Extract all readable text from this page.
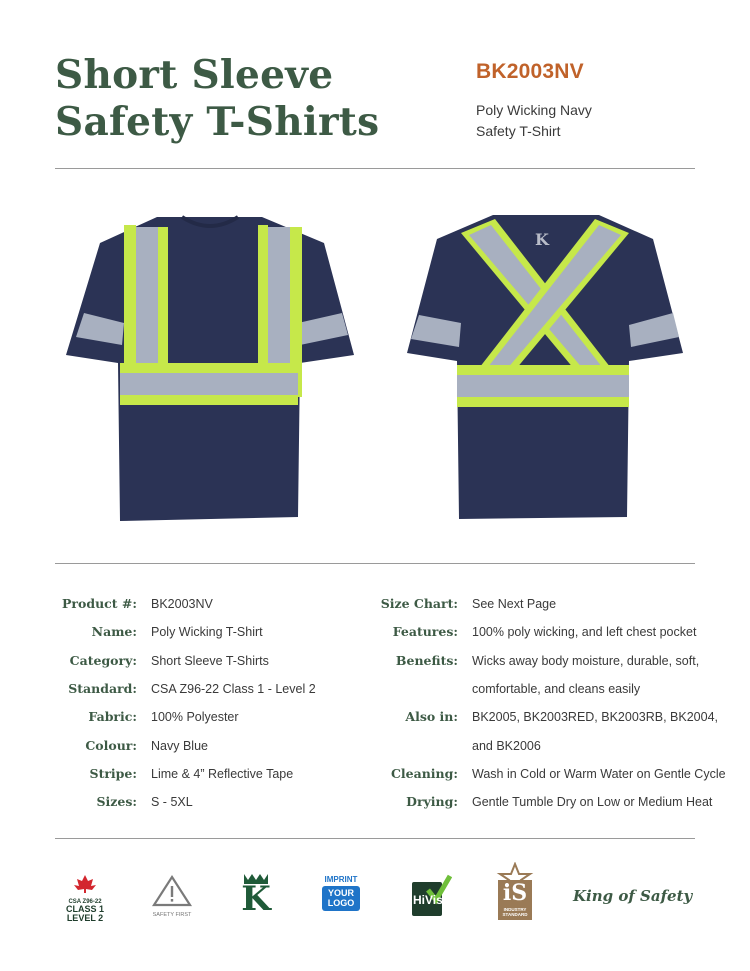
Short Sleeve
Safety T-Shirts
BK2003NV
Poly Wicking Navy
Safety T-Shirt
K
Product #: BK2003NV
Name: Poly Wicking T-Shirt
Category: Short Sleeve T-Shirts
Standard: CSA Z96-22 Class 1 - Level 2
Fabric: 100% Polyester
Colour: Navy Blue
Stripe: Lime & 4” Reflective Tape
Sizes: S - 5XL
Size Chart: See Next Page
Features: 100% poly wicking, and left chest pocket
Benefits: Wicks away body moisture, durable, soft,
comfortable, and cleans easily
Also in: BK2005, BK2003RED, BK2003RB, BK2004,
and BK2006
Cleaning: Wash in Cold or Warm Water on Gentle Cycle
Drying: Gentle Tumble Dry on Low or Medium Heat
CSA Z96-22
CLASS 1
LEVEL 2	SAFETY FIRST K	IMPRINT
YOUR
LOGO	HiVis	iS
INDUSTRY STANDARD
King of Safety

------

**WHAT THE TASK ASKS**
Give the data above again in full and unchanged, skipping the pictures.

**ANSWER TO THIS TASK**
Extract all readable text from this page.
Short Sleeve
Safety T-Shirts
BK2003NV
Poly Wicking Navy
Safety T-Shirt
K
Product #: BK2003NV
Name: Poly Wicking T-Shirt
Category: Short Sleeve T-Shirts
Standard: CSA Z96-22 Class 1 - Level 2
Fabric: 100% Polyester
Colour: Navy Blue
Stripe: Lime & 4” Reflective Tape
Sizes: S - 5XL
Size Chart: See Next Page
Features: 100% poly wicking, and left chest pocket
Benefits: Wicks away body moisture, durable, soft,
comfortable, and cleans easily
Also in: BK2005, BK2003RED, BK2003RB, BK2004,
and BK2006
Cleaning: Wash in Cold or Warm Water on Gentle Cycle
Drying: Gentle Tumble Dry on Low or Medium Heat
CSA Z96-22
CLASS 1
LEVEL 2	SAFETY FIRST K	IMPRINT
YOUR
LOGO	HiVis	iS
INDUSTRY STANDARD
King of Safety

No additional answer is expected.